**Ausgewählter Auszug**
************

# Coole Bikevideos von Leuten aus der Gegend....



## Koohgie (26. April 2010)




----------



## Limit83 (27. April 2010)

Super gut gemachtes Video! 
Und vielen Dank für das Anlegen der Abfahrt (wird von mir oft zum CC-Training genutzt, allerdings nehm ich an den Sprüngen die Umfahrung).
Gruß Limit


----------



## MTB-News.de




----------



## HardRock07 (27. April 2010)

Die Abfahrt gibbet hier im Saarland? wow... 
Sehr geiles teil und ein richtig gutes Video !


----------



## Koohgie (27. April 2010)

ja aber über spots wird nicht geredet sonst sinds bald keine mehr...
es geht hier rein um die vids, wenn einer die strecke kennen sollte, dann bitte nicht hier reinposaunen...das würde den erbauern nur schaden und ärger bringen. 
merci in voraus...


----------



## ben83 (28. April 2010)

Finde das Video auch super...
Der Andreas hat echt schon ein paar schicke Videos gemacht...


----------



## Ransom Andy (28. April 2010)

poaah, neeee. jetzt bin ich hier schon  so oft unterwegs un weiss nit mal wo das is ..... grml


----------



## crazyeddie (28. April 2010)

************

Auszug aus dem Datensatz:

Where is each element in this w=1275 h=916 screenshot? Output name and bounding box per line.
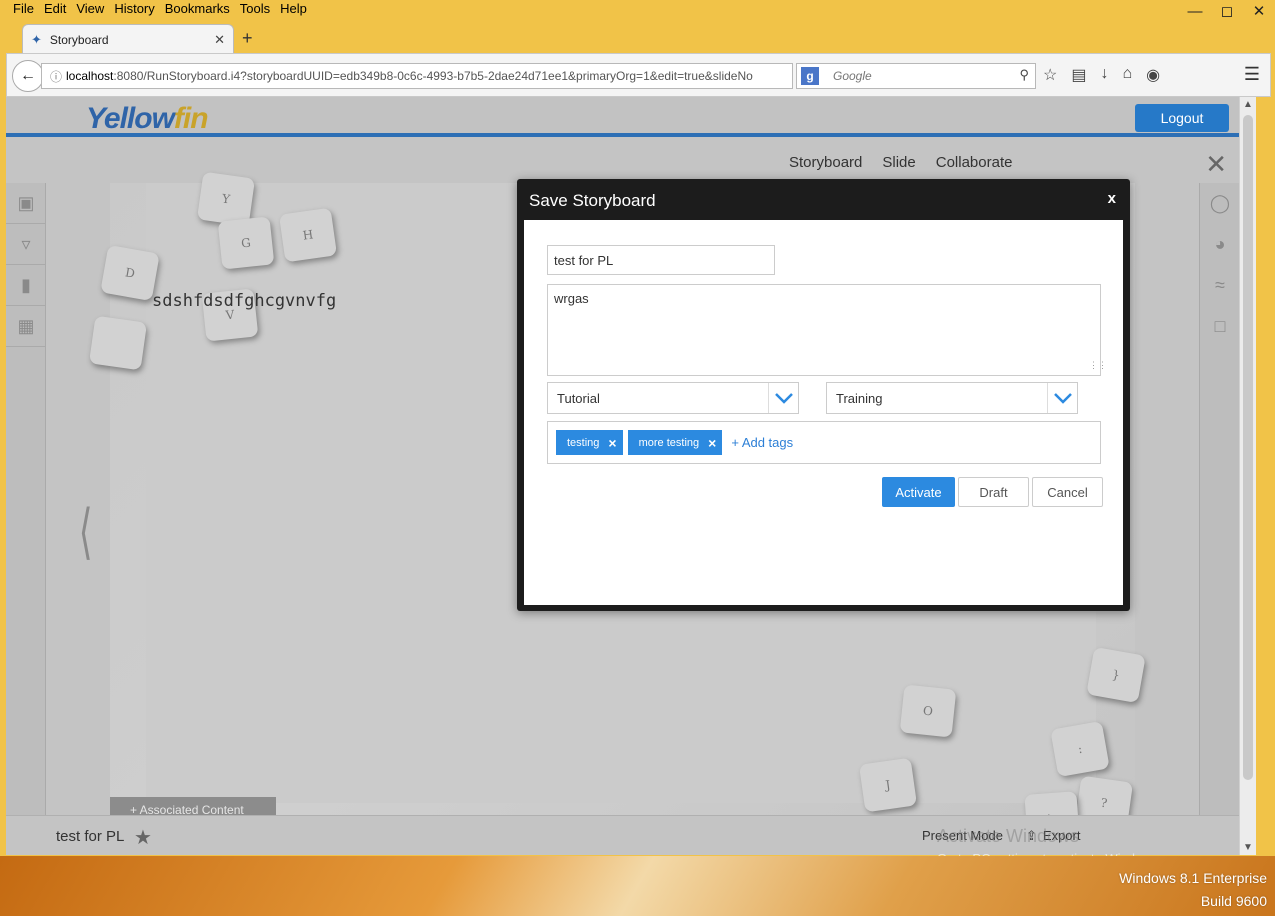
menu-help[interactable]: Help <box>275 0 312 18</box>
add-tags-link[interactable]: + Add tags <box>731 435 793 450</box>
feed-icon[interactable]: ≈ <box>1200 265 1239 306</box>
activate-windows-watermark: Activate Windows <box>937 826 1080 846</box>
menu-file[interactable]: File <box>8 0 39 18</box>
save-storyboard-dialog: Save Storyboard x wrgas ⋮⋮ Tutorial Trai… <box>517 179 1130 611</box>
scroll-up-icon[interactable]: ▲ <box>1243 99 1253 110</box>
subnav-storyboard[interactable]: Storyboard <box>789 154 862 171</box>
discussion-icon[interactable]: ◕ <box>1200 224 1239 265</box>
dialog-body: wrgas ⋮⋮ Tutorial Training testing × <box>524 220 1123 605</box>
storyboard-name-input[interactable] <box>547 245 775 275</box>
menu-history[interactable]: History <box>109 0 159 18</box>
tag-chip: testing × <box>556 430 623 455</box>
pocket-icon[interactable]: ◉ <box>1146 65 1160 85</box>
menu-bar: File Edit View History Bookmarks Tools H… <box>8 0 312 18</box>
resize-grip-icon[interactable]: ⋮⋮ <box>1089 361 1107 370</box>
menu-view[interactable]: View <box>71 0 109 18</box>
tag-chip: more testing × <box>627 430 723 455</box>
slide-text[interactable]: sdshfdsdfghcgvnvfg <box>152 291 336 311</box>
keyboard-key: J <box>858 757 918 813</box>
subcategory-select[interactable]: Training <box>826 382 1078 414</box>
url-path: :8080/RunStoryboard.i4?storyboardUUID=ed… <box>113 69 753 83</box>
bookmark-icon[interactable]: □ <box>1200 306 1239 347</box>
minimize-icon[interactable]: — <box>1179 0 1211 22</box>
toolbar-icons: ☆ ▤ ↓ ⌂ ◉ <box>1043 65 1160 85</box>
search-input[interactable]: g Google ⚲ <box>796 63 1036 89</box>
image-icon[interactable]: ▦ <box>6 306 46 347</box>
scroll-down-icon[interactable]: ▼ <box>1243 842 1253 853</box>
subcategory-value: Training <box>836 390 883 406</box>
app-header: Yellowfin Logout <box>6 97 1239 137</box>
close-window-icon[interactable]: ✕ <box>1243 0 1275 22</box>
keyboard-key: O <box>899 684 957 738</box>
menu-tools[interactable]: Tools <box>235 0 275 18</box>
keyboard-key: G <box>217 216 275 270</box>
favourite-star-icon[interactable]: ★ <box>134 825 152 850</box>
search-icon[interactable]: ⚲ <box>1019 67 1029 83</box>
storyboard-description-input[interactable]: wrgas <box>547 284 1101 376</box>
home-icon[interactable]: ⌂ <box>1122 65 1132 85</box>
close-editor-icon[interactable]: ✕ <box>1205 149 1227 180</box>
comment-icon[interactable]: ◯ <box>1200 183 1239 224</box>
left-tool-rail: ▣ ▿ ▮ ▦ <box>6 183 46 815</box>
tags-field[interactable]: testing × more testing × + Add tags <box>547 421 1101 464</box>
remove-tag-icon[interactable]: × <box>608 435 616 451</box>
browser-window: File Edit View History Bookmarks Tools H… <box>0 0 1275 856</box>
menu-edit[interactable]: Edit <box>39 0 71 18</box>
dialog-close-button[interactable]: x <box>1108 190 1116 207</box>
chevron-down-icon[interactable] <box>1047 383 1077 413</box>
activate-button[interactable]: Activate <box>882 477 955 507</box>
windows-build: Build 9600 <box>1200 893 1267 909</box>
subnav-collaborate[interactable]: Collaborate <box>936 154 1013 171</box>
category-select[interactable]: Tutorial <box>547 382 799 414</box>
yellowfin-logo: Yellowfin <box>86 102 209 135</box>
close-tab-icon[interactable]: ✕ <box>214 32 225 48</box>
windows-edition: Windows 8.1 Enterprise <box>1119 870 1267 886</box>
remove-tag-icon[interactable]: × <box>708 435 716 451</box>
tag-label: more testing <box>638 436 700 449</box>
desktop-background: Windows 8.1 Enterprise Build 9600 <box>0 856 1275 916</box>
previous-slide-icon[interactable]: ⟨ <box>79 497 93 567</box>
dialog-title: Save Storyboard <box>529 191 656 210</box>
right-tool-rail: ◯ ◕ ≈ □ <box>1199 183 1239 815</box>
bar-chart-icon[interactable]: ▮ <box>6 265 46 306</box>
keyboard-key: : <box>1050 720 1110 778</box>
subnav-slide[interactable]: Slide <box>882 154 915 171</box>
keyboard-key: D <box>100 244 160 302</box>
menu-bookmarks[interactable]: Bookmarks <box>160 0 235 18</box>
hamburger-menu-icon[interactable]: ☰ <box>1244 64 1260 85</box>
scroll-thumb[interactable] <box>1243 115 1253 780</box>
logout-button[interactable]: Logout <box>1135 104 1229 132</box>
keyboard-key <box>88 315 148 371</box>
search-placeholder: Google <box>833 69 872 83</box>
tab-label: Storyboard <box>49 32 109 47</box>
new-tab-icon[interactable]: + <box>242 28 253 49</box>
keyboard-key: H <box>278 207 338 263</box>
filter-icon[interactable]: ▿ <box>6 224 46 265</box>
maximize-icon[interactable]: ◻ <box>1211 0 1243 22</box>
bookmark-star-icon[interactable]: ☆ <box>1043 65 1057 85</box>
tag-label: testing <box>567 436 600 449</box>
keyboard-key: } <box>1086 646 1146 704</box>
url-host: localhost <box>66 69 114 83</box>
tab-storyboard[interactable]: ✦ Storyboard ✕ <box>22 24 234 54</box>
chevron-down-icon[interactable] <box>768 383 798 413</box>
nav-toolbar: ← ⓘ localhost :8080/RunStoryboard.i4?sto… <box>6 53 1271 97</box>
back-arrow-icon[interactable]: ← <box>12 60 44 92</box>
draft-button[interactable]: Draft <box>958 477 1029 507</box>
cancel-button[interactable]: Cancel <box>1032 477 1103 507</box>
page-scrollbar[interactable]: ▲ ▼ <box>1239 97 1256 855</box>
yellowfin-favicon-icon: ✦ <box>31 31 42 47</box>
storyboard-title: test for PL <box>56 828 125 845</box>
window-controls: — ◻ ✕ <box>1179 0 1275 22</box>
google-icon[interactable]: g <box>801 67 819 85</box>
reading-list-icon[interactable]: ▤ <box>1071 65 1086 85</box>
category-value: Tutorial <box>557 390 600 406</box>
info-icon[interactable]: ⓘ <box>50 68 62 85</box>
tab-bar: ✦ Storyboard ✕ + <box>0 22 1275 54</box>
monitor-icon[interactable]: ▣ <box>6 183 46 224</box>
download-icon[interactable]: ↓ <box>1100 65 1108 85</box>
storyboard-subnav: Storyboard Slide Collaborate ✕ <box>6 141 1239 181</box>
url-bar[interactable]: ⓘ localhost :8080/RunStoryboard.i4?story… <box>41 63 793 89</box>
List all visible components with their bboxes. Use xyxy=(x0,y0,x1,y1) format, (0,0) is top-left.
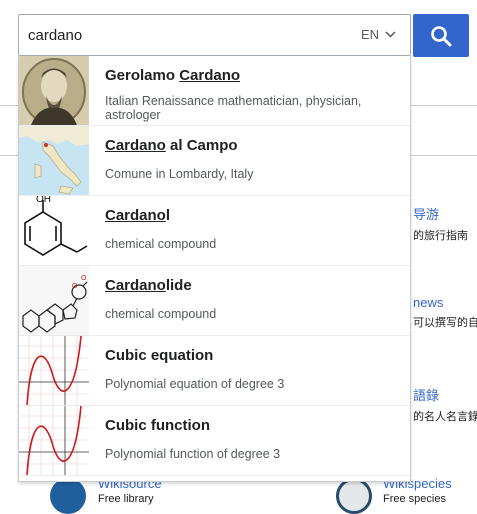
bg-project-subtitle: Free species xyxy=(383,493,446,505)
chevron-down-icon[interactable] xyxy=(385,31,396,38)
bg-project-subtitle: Free library xyxy=(98,493,154,505)
title-text: Gerolamo xyxy=(105,67,180,84)
title-text: Cubic function xyxy=(105,417,210,434)
title-text: al Campo xyxy=(165,137,238,154)
map-thumbnail xyxy=(19,126,89,195)
suggestion-description: Comune in Lombardy, Italy xyxy=(105,167,254,181)
suggestion-title[interactable]: Cardanolide xyxy=(105,277,192,294)
suggestion-description: Italian Renaissance mathematician, physi… xyxy=(105,94,362,122)
bg-project-subtitle: 的名人名言錄 xyxy=(413,411,477,423)
suggestion-item[interactable]: Cubic function Polynomial function of de… xyxy=(19,406,410,476)
language-label[interactable]: EN xyxy=(361,27,379,42)
suggestion-description: chemical compound xyxy=(105,237,217,251)
graph-thumbnail xyxy=(19,406,89,475)
svg-text:OH: OH xyxy=(36,196,51,205)
bg-project-subtitle: 可以撰写的自 xyxy=(413,317,477,329)
title-text: lide xyxy=(165,277,192,294)
bg-project-subtitle: 的旅行指南 xyxy=(413,230,468,242)
wikisource-logo[interactable] xyxy=(50,478,86,514)
suggestion-title[interactable]: Cubic equation xyxy=(105,347,213,364)
search-box[interactable]: EN xyxy=(18,14,411,56)
bg-project-title[interactable]: 导游 xyxy=(413,204,468,223)
svg-text:O: O xyxy=(81,275,87,282)
suggestion-description: chemical compound xyxy=(105,307,217,321)
suggestion-title[interactable]: Cardano al Campo xyxy=(105,137,238,154)
molecule-thumbnail: O O xyxy=(19,266,89,335)
title-match-text: Cardano xyxy=(179,67,241,84)
bg-project-wikinews[interactable]: news 可以撰写的自 xyxy=(413,295,477,330)
svg-text:O: O xyxy=(72,283,78,290)
graph-thumbnail xyxy=(19,336,89,405)
suggestion-item[interactable]: Gerolamo Cardano Italian Renaissance mat… xyxy=(19,56,410,126)
suggestion-item[interactable]: Cubic equation Polynomial equation of de… xyxy=(19,336,410,406)
bg-project-title[interactable]: 語錄 xyxy=(413,385,477,404)
title-match-text: Cardano xyxy=(105,137,166,154)
portrait-thumbnail xyxy=(19,56,89,125)
suggestion-description: Polynomial function of degree 3 xyxy=(105,447,281,461)
suggestion-item[interactable]: Cardano al Campo Comune in Lombardy, Ita… xyxy=(19,126,410,196)
search-icon[interactable] xyxy=(430,25,452,47)
suggestion-description: Polynomial equation of degree 3 xyxy=(105,377,285,391)
title-text: Cubic equation xyxy=(105,347,214,364)
wikispecies-logo[interactable] xyxy=(336,478,372,514)
search-button[interactable] xyxy=(413,14,469,57)
suggestion-item[interactable]: OH Cardanol chemical compound xyxy=(19,196,410,266)
molecule-thumbnail: OH xyxy=(19,196,89,265)
title-match-text: Cardano xyxy=(105,277,166,294)
suggestion-title[interactable]: Gerolamo Cardano xyxy=(105,67,240,84)
bg-project-title[interactable]: news xyxy=(413,295,477,310)
language-selector[interactable]: EN xyxy=(361,27,396,42)
bg-project-wikivoyage[interactable]: 导游 的旅行指南 xyxy=(413,204,468,243)
search-suggestions: Gerolamo Cardano Italian Renaissance mat… xyxy=(18,56,411,482)
search-input[interactable] xyxy=(19,15,348,55)
suggestion-title[interactable]: Cubic function xyxy=(105,417,210,434)
title-match-text: Cardano xyxy=(105,207,166,224)
bg-project-wikiquote[interactable]: 語錄 的名人名言錄 xyxy=(413,385,477,424)
title-text: l xyxy=(165,207,171,224)
suggestion-title[interactable]: Cardanol xyxy=(105,207,170,224)
suggestion-item[interactable]: O O Cardanolide chemical compound xyxy=(19,266,410,336)
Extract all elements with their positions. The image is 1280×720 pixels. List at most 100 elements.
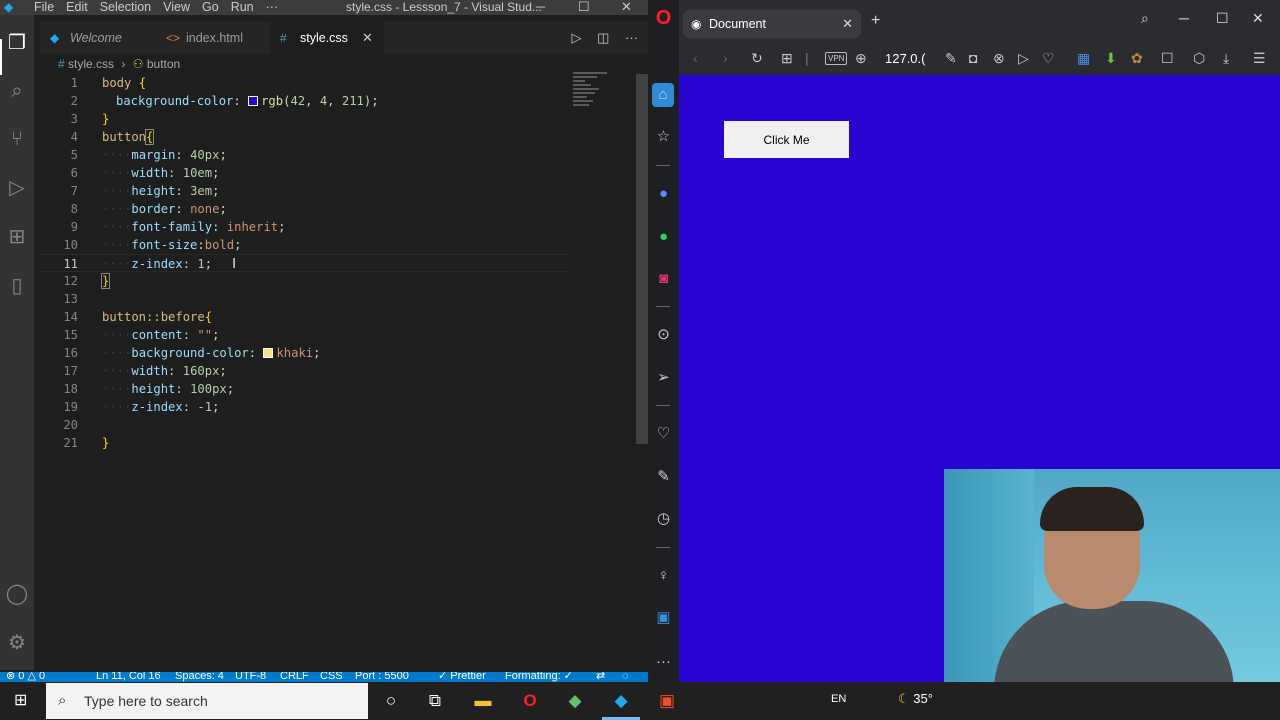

************

**Gestellte Aufgabe A**
Wofür nutzt Limit83 laut dem Forumsthread über Bikevideos die Abfahrt?
**Gestellte Aufgabe B**
Extrahiere aus dem Forumsthread über Bikevideos genau den Abschnitt, der mit den Worten „## ben83 (28.“ einsetzt und mit „Andy (28. April 2010)“ schließt.

**Antwort zur Aufgabe A**
Er nutzt sie oft zum CC-Training und nimmt an den Sprüngen die Umfahrung.

**Antwort zur Aufgabe B**
## ben83 (28. April 2010)

Finde das Video auch super...
Der Andreas hat echt schon ein paar schicke Videos gemacht...


----------



## Ransom Andy (28. April 2010)